AIM OF THE TASK: Write out all the lines again, precisely as they stand, but without the images.

Dataset entries
# # # #

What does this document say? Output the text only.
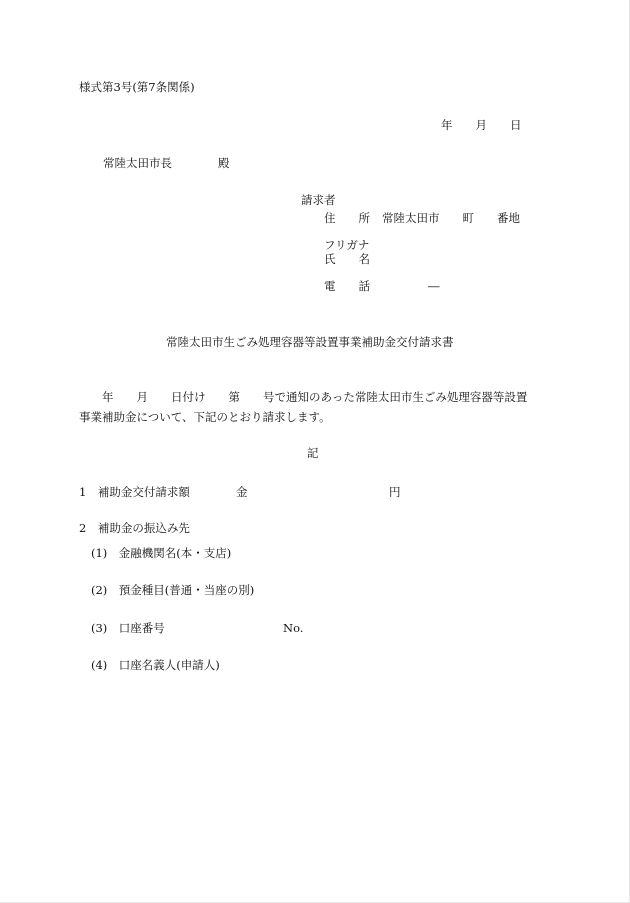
様式第3号(第7条関係)
年　　月　　日
常陸太田市長　　　　殿
請求者
住　　所 常陸太田市　　町　　番地
フリガナ
氏　　名
電　　話	―
常陸太田市生ごみ処理容器等設置事業補助金交付請求書
　　年　　月　　日付け　　第　　号で通知のあった常陸太田市生ごみ処理容器等設置
事業補助金について、下記のとおり請求します。
記
1　補助金交付請求額	金	円
2　補助金の振込み先
(1)　金融機関名(本・支店)
(2)　預金種目(普通・当座の別)
(3)　口座番号	No.
(4)　口座名義人(申請人)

# # # #

COMPLETED EXERCISE:
What does this document say? Output the text only.
様式第3号(第7条関係)
年　　月　　日
常陸太田市長　　　　殿
請求者
住　　所 常陸太田市　　町　　番地
フリガナ
氏　　名
電　　話	―
常陸太田市生ごみ処理容器等設置事業補助金交付請求書
　　年　　月　　日付け　　第　　号で通知のあった常陸太田市生ごみ処理容器等設置
事業補助金について、下記のとおり請求します。
記
1　補助金交付請求額	金	円
2　補助金の振込み先
(1)　金融機関名(本・支店)
(2)　預金種目(普通・当座の別)
(3)　口座番号	No.
(4)　口座名義人(申請人)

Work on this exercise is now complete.